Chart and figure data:

------------------------------------

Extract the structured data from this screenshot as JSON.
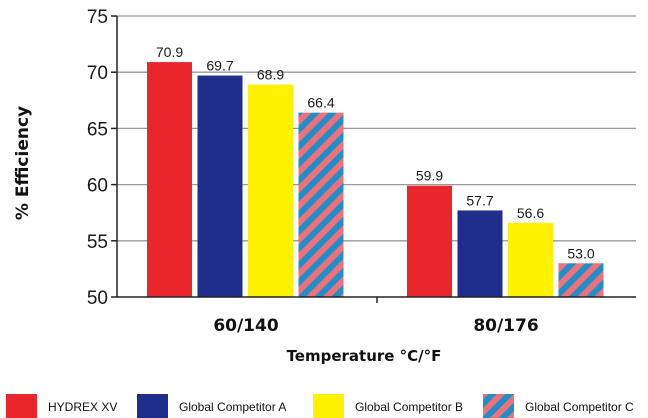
{
  "chart_data": {
    "type": "bar",
    "title": "",
    "xlabel": "Temperature °C/°F",
    "ylabel": "% Efficiency",
    "categories": [
      "60/140",
      "80/176"
    ],
    "ylim": [
      50,
      75
    ],
    "yticks": [
      50,
      55,
      60,
      65,
      70,
      75
    ],
    "grid": true,
    "legend_position": "bottom",
    "series": [
      {
        "name": "HYDREX XV",
        "color": "#e8262c",
        "pattern": "solid",
        "values": [
          70.9,
          59.9
        ],
        "labels": [
          "70.9",
          "59.9"
        ]
      },
      {
        "name": "Global Competitor A",
        "color": "#1f2e8a",
        "pattern": "solid",
        "values": [
          69.7,
          57.7
        ],
        "labels": [
          "69.7",
          "57.7"
        ]
      },
      {
        "name": "Global Competitor B",
        "color": "#fff200",
        "pattern": "solid",
        "values": [
          68.9,
          56.6
        ],
        "labels": [
          "68.9",
          "56.6"
        ]
      },
      {
        "name": "Global Competitor C",
        "color": "#f0707a",
        "stripe_color": "#1f8fc9",
        "pattern": "diagonal-stripes",
        "values": [
          66.4,
          53.0
        ],
        "labels": [
          "66.4",
          "53.0"
        ]
      }
    ]
  }
}
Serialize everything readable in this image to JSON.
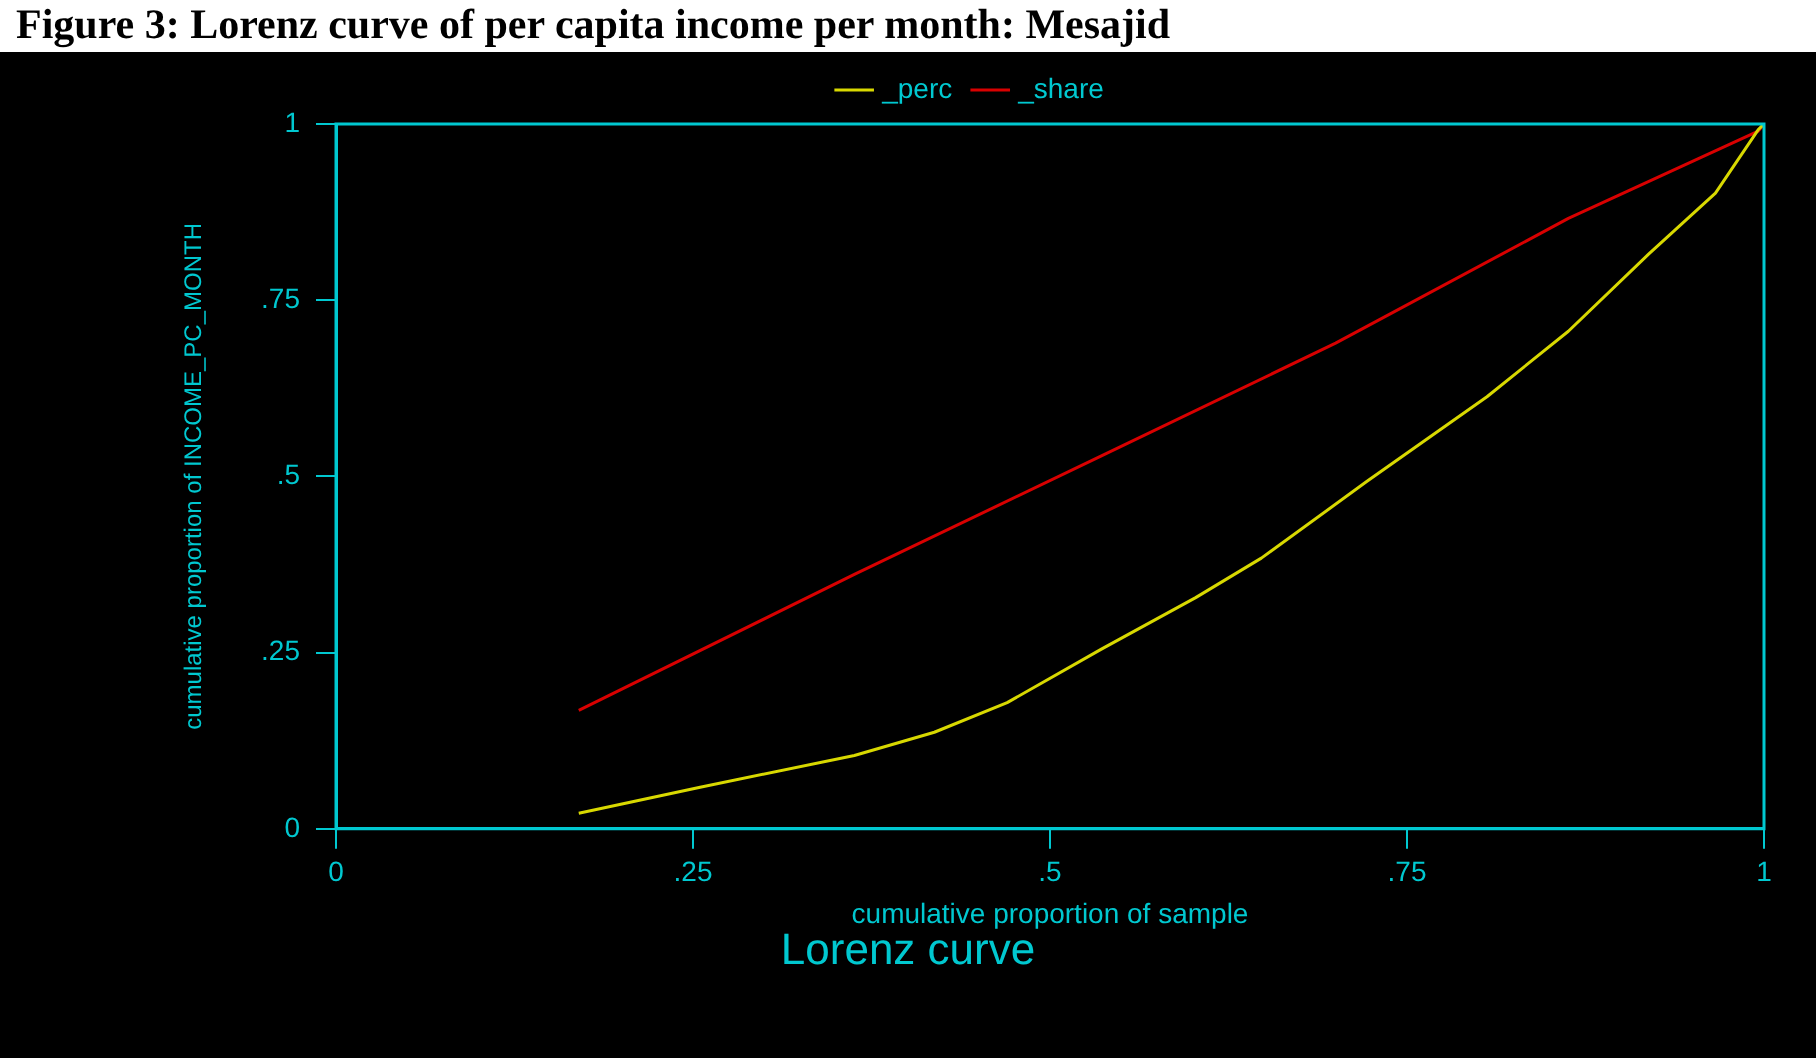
{
  "chart_data": {
    "type": "line",
    "title": "Figure 3: Lorenz curve of per capita income per month: Mesajid",
    "xlabel": "cumulative proportion of sample",
    "ylabel": "cumulative proportion of INCOME_PC_MONTH",
    "annotations": [
      "Lorenz curve"
    ],
    "xlim": [
      0,
      1
    ],
    "xticks": [
      0,
      {
        "value": 0.25,
        "label": ".25"
      },
      {
        "value": 0.5,
        "label": ".5"
      },
      {
        "value": 0.75,
        "label": ".75"
      },
      1
    ],
    "ylim": [
      0,
      1
    ],
    "yticks": [
      0,
      {
        "value": 0.25,
        "label": ".25"
      },
      {
        "value": 0.5,
        "label": ".5"
      },
      {
        "value": 0.75,
        "label": ".75"
      },
      1
    ],
    "grid": false,
    "legend": "top",
    "marker": "none",
    "line_style": "solid",
    "series": [
      {
        "name": "_perc",
        "color": "#d8d800",
        "x": [
          0.17,
          0.255,
          0.363,
          0.419,
          0.47,
          0.536,
          0.602,
          0.648,
          0.722,
          0.806,
          0.863,
          0.919,
          0.966,
          0.996,
          1
        ],
        "values": [
          0.022,
          0.059,
          0.104,
          0.137,
          0.179,
          0.255,
          0.328,
          0.384,
          0.493,
          0.613,
          0.706,
          0.815,
          0.902,
          0.992,
          1
        ]
      },
      {
        "name": "_share",
        "color": "#d80000",
        "x": [
          0.17,
          0.363,
          0.536,
          0.7,
          0.863,
          0.996,
          1
        ],
        "values": [
          0.168,
          0.361,
          0.529,
          0.689,
          0.866,
          0.99,
          1
        ]
      }
    ]
  }
}
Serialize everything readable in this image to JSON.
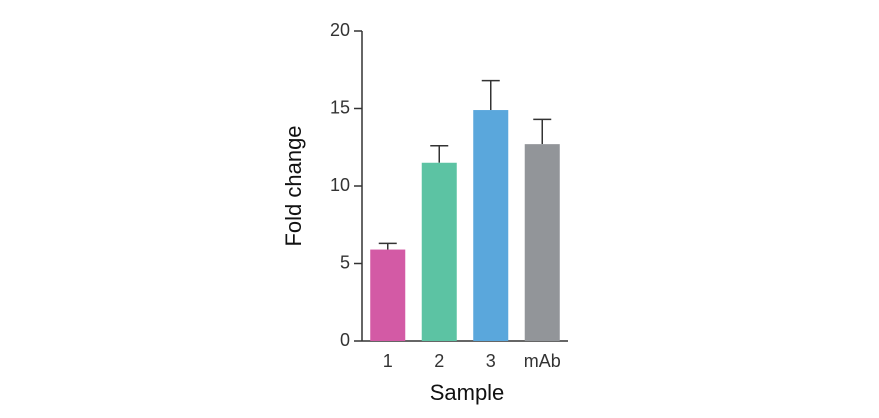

------------------------------------

_WORK INSTRUCTIONS_
Transcribe the records word for word and include no pictures.

_SOLUTION FOR THIS EXERCISE_
Extract the structured data from this screenshot as JSON.
{
  "chart_data": {
    "type": "bar",
    "title": "",
    "xlabel": "Temperature °C/°F",
    "ylabel": "% Efficiency",
    "categories": [
      "60/140",
      "80/176"
    ],
    "ylim": [
      50,
      75
    ],
    "yticks": [
      50,
      55,
      60,
      65,
      70,
      75
    ],
    "grid": true,
    "legend_position": "bottom",
    "series": [
      {
        "name": "HYDREX XV",
        "color": "#e8262c",
        "pattern": "solid",
        "values": [
          70.9,
          59.9
        ],
        "labels": [
          "70.9",
          "59.9"
        ]
      },
      {
        "name": "Global Competitor A",
        "color": "#1f2e8a",
        "pattern": "solid",
        "values": [
          69.7,
          57.7
        ],
        "labels": [
          "69.7",
          "57.7"
        ]
      },
      {
        "name": "Global Competitor B",
        "color": "#fff200",
        "pattern": "solid",
        "values": [
          68.9,
          56.6
        ],
        "labels": [
          "68.9",
          "56.6"
        ]
      },
      {
        "name": "Global Competitor C",
        "color": "#f0707a",
        "stripe_color": "#1f8fc9",
        "pattern": "diagonal-stripes",
        "values": [
          66.4,
          53.0
        ],
        "labels": [
          "66.4",
          "53.0"
        ]
      }
    ]
  }
}
Serialize everything readable in this image to JSON.
{
  "chart_data": {
    "type": "line",
    "title": "Figure 3: Lorenz curve of per capita income per month: Mesajid",
    "xlabel": "cumulative proportion of sample",
    "ylabel": "cumulative proportion of INCOME_PC_MONTH",
    "annotations": [
      "Lorenz curve"
    ],
    "xlim": [
      0,
      1
    ],
    "xticks": [
      0,
      {
        "value": 0.25,
        "label": ".25"
      },
      {
        "value": 0.5,
        "label": ".5"
      },
      {
        "value": 0.75,
        "label": ".75"
      },
      1
    ],
    "ylim": [
      0,
      1
    ],
    "yticks": [
      0,
      {
        "value": 0.25,
        "label": ".25"
      },
      {
        "value": 0.5,
        "label": ".5"
      },
      {
        "value": 0.75,
        "label": ".75"
      },
      1
    ],
    "grid": false,
    "legend": "top",
    "marker": "none",
    "line_style": "solid",
    "series": [
      {
        "name": "_perc",
        "color": "#d8d800",
        "x": [
          0.17,
          0.255,
          0.363,
          0.419,
          0.47,
          0.536,
          0.602,
          0.648,
          0.722,
          0.806,
          0.863,
          0.919,
          0.966,
          0.996,
          1
        ],
        "values": [
          0.022,
          0.059,
          0.104,
          0.137,
          0.179,
          0.255,
          0.328,
          0.384,
          0.493,
          0.613,
          0.706,
          0.815,
          0.902,
          0.992,
          1
        ]
      },
      {
        "name": "_share",
        "color": "#d80000",
        "x": [
          0.17,
          0.363,
          0.536,
          0.7,
          0.863,
          0.996,
          1
        ],
        "values": [
          0.168,
          0.361,
          0.529,
          0.689,
          0.866,
          0.99,
          1
        ]
      }
    ]
  }
}
Serialize everything readable in this image to JSON.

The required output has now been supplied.